Je m’étais lancé un défi.
Grande lectrice de littérature ancienne (l’ancien s’arrêtant aux années 1900), je traîne les pieds quand il s’agit de lire du contemporain. J’aime les époques mortes, les auteurs morts, tout ce que je ne vois pas en ouvrant les journaux ou en regardant la télé. Le passé, le futur, le fantaisiste, l’inédit, mais je ne m’intéresse pas, ou si peu, aux histoires modernes. Par conséquent, j’élimine beaucoup d’auteurs contemporains pour n’acheter principalement que de la littérature début XIXème, plutôt anglo-saxonne, ce qui réduit, évidemment, le champ de mes découvertes. Dans tous les cas, j’évite les romans tout juste sortis.
Le défi consistait donc à acheter, un peu à l’aveugle et une fois par mois, un roman récent.

Les Cordelettes de Browser est le premier livre que j’achète dans le cadre de ce défi personnel. Je ne connaissais pas Tristan Garcia, mais son roman avait été évoqué dans l’une des émissions que j’écoute régulièrement, et il était classé en bonne place dans le rayon SF. Je ne risquais pas grand-chose -à part l’interdit bancaire-, et j’étais presque fière, en passant à la caisse, avec ce livre neuf, large et cher, comme ceux que j’achète à Noël à ma grand-mère.

Je m’étais promis, en commençant ce site, de ne faire de critiques que positives, ou plus neutres, mais certainement pas de descendre un livre -surtout quand son auteur est encore vivant. Partant de là, je vais résumer rapidement les raisons pour lesquelles je n’ai pas aimé ce livre, tout en restant fidèle à ma fameuse empathie, sans enfoncer le clou ni user d’adjectifs péjoratifs ou condescendants. Bref, je vais tenter une critique argumentée, sans laisser la déception l’emporter sur la politesse. Allons-y.

Pour commencer, il faut entendre ce résumé, de quelques minutes, que Tristan Garcia fait de son livre :

https://www.youtube.com/watch?v=ftZFVxorbGw

J’ai écouté cette présentation après la lecture du livre, pour essayer de comprendre.

Comment, avec une telle introduction, une telle vision de son roman, Tristan Garcia a-t-il réussi à m’ennuyer ? Dans cette interview, il me donnerait presque envie d’acheter un livre qui n’existe pas.
Car voilà, je n’ai rien trouvé de ce que l’on me promettait.
────
Consigne: Continuez la critique des Cordelettes de Browser à partir de sa dernière phrase.
────
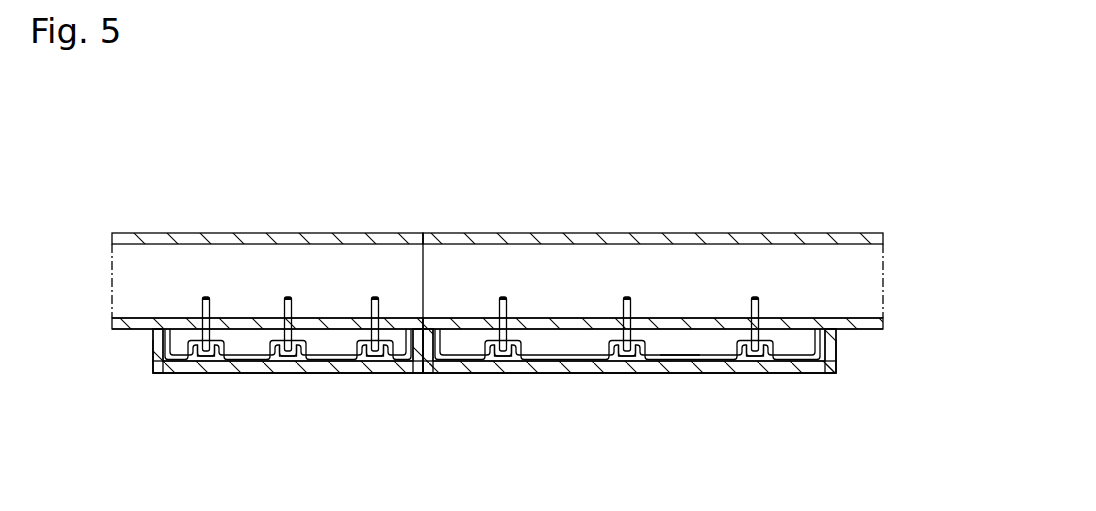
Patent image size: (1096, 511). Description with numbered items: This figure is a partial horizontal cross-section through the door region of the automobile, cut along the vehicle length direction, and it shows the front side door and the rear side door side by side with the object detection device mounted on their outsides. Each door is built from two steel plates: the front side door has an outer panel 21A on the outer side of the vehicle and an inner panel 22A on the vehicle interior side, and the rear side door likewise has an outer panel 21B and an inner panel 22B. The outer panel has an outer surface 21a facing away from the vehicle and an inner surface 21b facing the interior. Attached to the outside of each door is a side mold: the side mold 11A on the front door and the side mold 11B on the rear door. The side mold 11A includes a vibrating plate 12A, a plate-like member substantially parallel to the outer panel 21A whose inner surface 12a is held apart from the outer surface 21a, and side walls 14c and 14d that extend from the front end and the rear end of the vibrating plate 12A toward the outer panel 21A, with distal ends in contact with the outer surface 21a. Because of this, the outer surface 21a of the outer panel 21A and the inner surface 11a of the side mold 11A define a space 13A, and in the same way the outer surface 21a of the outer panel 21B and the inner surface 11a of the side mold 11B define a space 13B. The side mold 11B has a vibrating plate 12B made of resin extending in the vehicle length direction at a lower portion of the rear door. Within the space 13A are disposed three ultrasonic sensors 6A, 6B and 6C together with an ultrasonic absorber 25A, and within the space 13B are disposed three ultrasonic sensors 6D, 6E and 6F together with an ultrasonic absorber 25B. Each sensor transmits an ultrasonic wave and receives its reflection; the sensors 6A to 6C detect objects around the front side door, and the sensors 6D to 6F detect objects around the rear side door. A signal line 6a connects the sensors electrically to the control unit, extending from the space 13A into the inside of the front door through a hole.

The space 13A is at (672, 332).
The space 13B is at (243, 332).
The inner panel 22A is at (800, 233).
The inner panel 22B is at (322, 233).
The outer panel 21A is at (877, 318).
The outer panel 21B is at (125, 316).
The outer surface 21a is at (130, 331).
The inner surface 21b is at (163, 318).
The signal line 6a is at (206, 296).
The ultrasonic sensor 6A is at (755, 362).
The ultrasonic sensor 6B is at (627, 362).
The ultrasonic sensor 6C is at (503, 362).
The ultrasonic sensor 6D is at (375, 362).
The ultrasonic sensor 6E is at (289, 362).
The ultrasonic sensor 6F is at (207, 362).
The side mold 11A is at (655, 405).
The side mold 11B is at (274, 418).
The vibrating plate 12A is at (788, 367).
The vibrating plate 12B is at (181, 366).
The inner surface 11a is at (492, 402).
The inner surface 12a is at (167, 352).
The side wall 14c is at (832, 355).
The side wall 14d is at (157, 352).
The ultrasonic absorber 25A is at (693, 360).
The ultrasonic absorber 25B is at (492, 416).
────
Résultat:
L’ennui. C’est l’argument principal, le plus fort et le plus terrible, que j’invoquerais en premier pour justifier ma déception. J’ai fait confiance à un résumé plus qu’attrayant, aux nombreuses critiques positives, j’ai même fait confiance à ce jeune auteur, dont le seul âge lui permettait déjà de s’attirer mes faveurs. On me promettait de la SF philosophique, et j’imaginais, naïvement, pénétrer un nouveau monde à la Barjavel avec sa Nuit des Temps. De la SF philosophique à la française, pour moi c’était ça, et j’ai ouvert ce beau livre, dans sa belle édition, avec un sourire béat.
Mon enthousiasme a commencé à décliner aux alentours de la 32ème page. Cette extrême précision vient de ce qu’on se rappelle toujours du moment où l’on a l’impression de gâcher son temps. A partir de là, j’ai eu des sursauts d’intérêt, je me réveillais sur une phrase ou un rebondissement qui secouait un nouvel espoir, puis je retombais dans une somnolence nouvelle. J’ai même frôlé le coma.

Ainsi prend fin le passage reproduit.